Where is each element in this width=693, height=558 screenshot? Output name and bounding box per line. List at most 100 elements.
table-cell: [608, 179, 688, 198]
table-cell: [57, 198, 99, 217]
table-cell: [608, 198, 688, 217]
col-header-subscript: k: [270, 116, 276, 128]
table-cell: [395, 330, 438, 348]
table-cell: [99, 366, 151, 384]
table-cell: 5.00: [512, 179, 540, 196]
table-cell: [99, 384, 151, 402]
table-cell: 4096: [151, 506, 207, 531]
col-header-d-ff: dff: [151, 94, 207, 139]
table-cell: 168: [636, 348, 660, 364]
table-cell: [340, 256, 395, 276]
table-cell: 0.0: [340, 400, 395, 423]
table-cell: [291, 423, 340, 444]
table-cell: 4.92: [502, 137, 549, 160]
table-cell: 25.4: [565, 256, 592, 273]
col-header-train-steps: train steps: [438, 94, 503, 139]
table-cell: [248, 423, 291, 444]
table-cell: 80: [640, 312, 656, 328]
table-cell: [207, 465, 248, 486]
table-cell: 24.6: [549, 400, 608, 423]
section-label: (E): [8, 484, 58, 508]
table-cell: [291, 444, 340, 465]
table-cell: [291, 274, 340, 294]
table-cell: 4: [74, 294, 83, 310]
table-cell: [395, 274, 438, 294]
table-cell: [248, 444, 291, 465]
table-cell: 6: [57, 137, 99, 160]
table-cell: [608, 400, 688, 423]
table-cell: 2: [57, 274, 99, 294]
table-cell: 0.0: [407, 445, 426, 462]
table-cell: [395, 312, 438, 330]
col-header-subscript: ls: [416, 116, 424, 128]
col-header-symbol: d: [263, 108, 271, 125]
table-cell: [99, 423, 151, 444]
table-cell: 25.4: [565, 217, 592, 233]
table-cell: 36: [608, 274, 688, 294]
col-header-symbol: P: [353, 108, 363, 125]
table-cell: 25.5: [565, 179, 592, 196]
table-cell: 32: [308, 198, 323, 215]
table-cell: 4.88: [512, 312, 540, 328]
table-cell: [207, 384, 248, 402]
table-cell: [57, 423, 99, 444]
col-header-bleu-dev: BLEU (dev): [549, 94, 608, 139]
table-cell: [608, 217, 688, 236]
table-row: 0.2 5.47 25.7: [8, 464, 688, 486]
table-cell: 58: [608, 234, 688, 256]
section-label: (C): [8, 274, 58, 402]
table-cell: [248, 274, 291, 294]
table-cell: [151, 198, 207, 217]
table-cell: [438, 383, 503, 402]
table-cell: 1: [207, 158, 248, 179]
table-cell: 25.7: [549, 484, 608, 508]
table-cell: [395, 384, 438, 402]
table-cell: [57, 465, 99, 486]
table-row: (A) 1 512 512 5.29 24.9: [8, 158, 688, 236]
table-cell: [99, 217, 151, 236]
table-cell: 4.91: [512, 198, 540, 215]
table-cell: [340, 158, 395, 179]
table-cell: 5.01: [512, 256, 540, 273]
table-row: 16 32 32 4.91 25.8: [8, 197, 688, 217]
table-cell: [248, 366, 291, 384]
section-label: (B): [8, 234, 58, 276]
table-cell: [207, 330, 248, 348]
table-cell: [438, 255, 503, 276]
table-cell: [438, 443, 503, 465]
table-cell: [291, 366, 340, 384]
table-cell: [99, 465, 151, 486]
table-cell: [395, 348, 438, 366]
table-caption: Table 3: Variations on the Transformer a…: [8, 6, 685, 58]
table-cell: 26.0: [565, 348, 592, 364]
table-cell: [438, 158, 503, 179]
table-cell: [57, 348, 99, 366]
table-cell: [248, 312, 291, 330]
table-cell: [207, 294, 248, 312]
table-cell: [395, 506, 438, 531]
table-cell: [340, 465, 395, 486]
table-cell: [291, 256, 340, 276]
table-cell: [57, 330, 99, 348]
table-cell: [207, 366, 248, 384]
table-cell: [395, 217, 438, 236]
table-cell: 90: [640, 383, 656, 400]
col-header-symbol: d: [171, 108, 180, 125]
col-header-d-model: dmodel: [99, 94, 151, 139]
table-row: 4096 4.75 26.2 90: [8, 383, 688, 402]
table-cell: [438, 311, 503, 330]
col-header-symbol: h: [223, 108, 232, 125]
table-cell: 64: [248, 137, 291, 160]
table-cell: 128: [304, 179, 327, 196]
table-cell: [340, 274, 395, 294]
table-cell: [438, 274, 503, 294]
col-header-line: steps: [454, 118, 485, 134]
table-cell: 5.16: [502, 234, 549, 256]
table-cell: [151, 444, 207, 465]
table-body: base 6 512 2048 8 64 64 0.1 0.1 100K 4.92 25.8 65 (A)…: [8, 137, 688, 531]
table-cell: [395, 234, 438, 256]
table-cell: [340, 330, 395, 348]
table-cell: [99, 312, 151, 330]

## The exercise
Reproduce every line of the items above verbatim, from the first line to the last.

## Full solution
Where is each element in this width=693, height=558 screenshot? Output name and bounding box per line. List at most 100 elements.
table-cell: [608, 179, 688, 198]
table-cell: [57, 198, 99, 217]
table-cell: [608, 198, 688, 217]
col-header-subscript: k: [270, 116, 276, 128]
table-cell: [395, 330, 438, 348]
table-cell: [99, 366, 151, 384]
table-cell: 5.00: [512, 179, 540, 196]
table-cell: [99, 384, 151, 402]
table-cell: 4096: [151, 506, 207, 531]
col-header-d-ff: dff: [151, 94, 207, 139]
table-cell: 168: [636, 348, 660, 364]
table-cell: [340, 256, 395, 276]
table-cell: 0.0: [340, 400, 395, 423]
table-cell: [291, 423, 340, 444]
table-cell: 4.92: [502, 137, 549, 160]
table-cell: 25.4: [565, 256, 592, 273]
col-header-train-steps: train steps: [438, 94, 503, 139]
table-cell: [248, 423, 291, 444]
table-cell: 80: [640, 312, 656, 328]
table-cell: [207, 465, 248, 486]
table-cell: 24.6: [549, 400, 608, 423]
section-label: (E): [8, 484, 58, 508]
table-cell: [291, 444, 340, 465]
table-cell: [291, 274, 340, 294]
table-cell: 4: [74, 294, 83, 310]
table-cell: [395, 274, 438, 294]
table-cell: [248, 444, 291, 465]
table-cell: 6: [57, 137, 99, 160]
table-cell: [608, 400, 688, 423]
table-cell: 2: [57, 274, 99, 294]
table-cell: 0.0: [407, 445, 426, 462]
table-cell: [395, 312, 438, 330]
col-header-subscript: ls: [416, 116, 424, 128]
col-header-symbol: d: [263, 108, 271, 125]
table-cell: [99, 423, 151, 444]
table-cell: 25.4: [565, 217, 592, 233]
table-cell: 36: [608, 274, 688, 294]
col-header-symbol: P: [353, 108, 363, 125]
table-cell: 25.5: [565, 179, 592, 196]
table-cell: 32: [308, 198, 323, 215]
table-cell: 4.88: [512, 312, 540, 328]
table-cell: [207, 384, 248, 402]
table-cell: [57, 423, 99, 444]
col-header-bleu-dev: BLEU (dev): [549, 94, 608, 139]
table-cell: [608, 217, 688, 236]
table-row: 0.2 5.47 25.7: [8, 464, 688, 486]
table-cell: 58: [608, 234, 688, 256]
section-label: (C): [8, 274, 58, 402]
table-cell: [248, 274, 291, 294]
table-cell: [151, 198, 207, 217]
table-cell: [438, 383, 503, 402]
table-cell: 1: [207, 158, 248, 179]
table-cell: 25.7: [549, 484, 608, 508]
table-cell: [395, 384, 438, 402]
table-cell: [57, 465, 99, 486]
table-row: (A) 1 512 512 5.29 24.9: [8, 158, 688, 236]
table-cell: [99, 217, 151, 236]
table-cell: 4.91: [512, 198, 540, 215]
table-cell: [340, 158, 395, 179]
table-cell: 5.01: [512, 256, 540, 273]
table-row: 16 32 32 4.91 25.8: [8, 197, 688, 217]
table-cell: [248, 366, 291, 384]
section-label: (B): [8, 234, 58, 276]
table-cell: [207, 330, 248, 348]
table-cell: [438, 255, 503, 276]
table-cell: [438, 443, 503, 465]
table-cell: [291, 366, 340, 384]
table-cell: [99, 465, 151, 486]
table-cell: [395, 348, 438, 366]
table-caption: Table 3: Variations on the Transformer a…: [8, 6, 685, 58]
table-cell: 26.0: [565, 348, 592, 364]
table-cell: [438, 158, 503, 179]
table-cell: [57, 348, 99, 366]
table-cell: [248, 312, 291, 330]
table-cell: [207, 294, 248, 312]
table-cell: [395, 506, 438, 531]
table-cell: [340, 465, 395, 486]
table-cell: [291, 256, 340, 276]
table-cell: [57, 330, 99, 348]
table-cell: [207, 366, 248, 384]
table-cell: [395, 217, 438, 236]
table-cell: 90: [640, 383, 656, 400]
col-header-symbol: d: [171, 108, 180, 125]
col-header-d-model: dmodel: [99, 94, 151, 139]
table-row: 4096 4.75 26.2 90: [8, 383, 688, 402]
table-cell: [438, 311, 503, 330]
col-header-symbol: h: [223, 108, 232, 125]
table-cell: 64: [248, 137, 291, 160]
table-cell: 128: [304, 179, 327, 196]
table-cell: [340, 274, 395, 294]
table-cell: [438, 274, 503, 294]
col-header-line: steps: [454, 118, 485, 134]
table-cell: 5.16: [502, 234, 549, 256]
table-cell: [151, 444, 207, 465]
table-body: base 6 512 2048 8 64 64 0.1 0.1 100K 4.92 25.8 65 (A)…: [8, 137, 688, 531]
table-cell: [395, 234, 438, 256]
table-cell: [340, 330, 395, 348]
table-cell: [99, 312, 151, 330]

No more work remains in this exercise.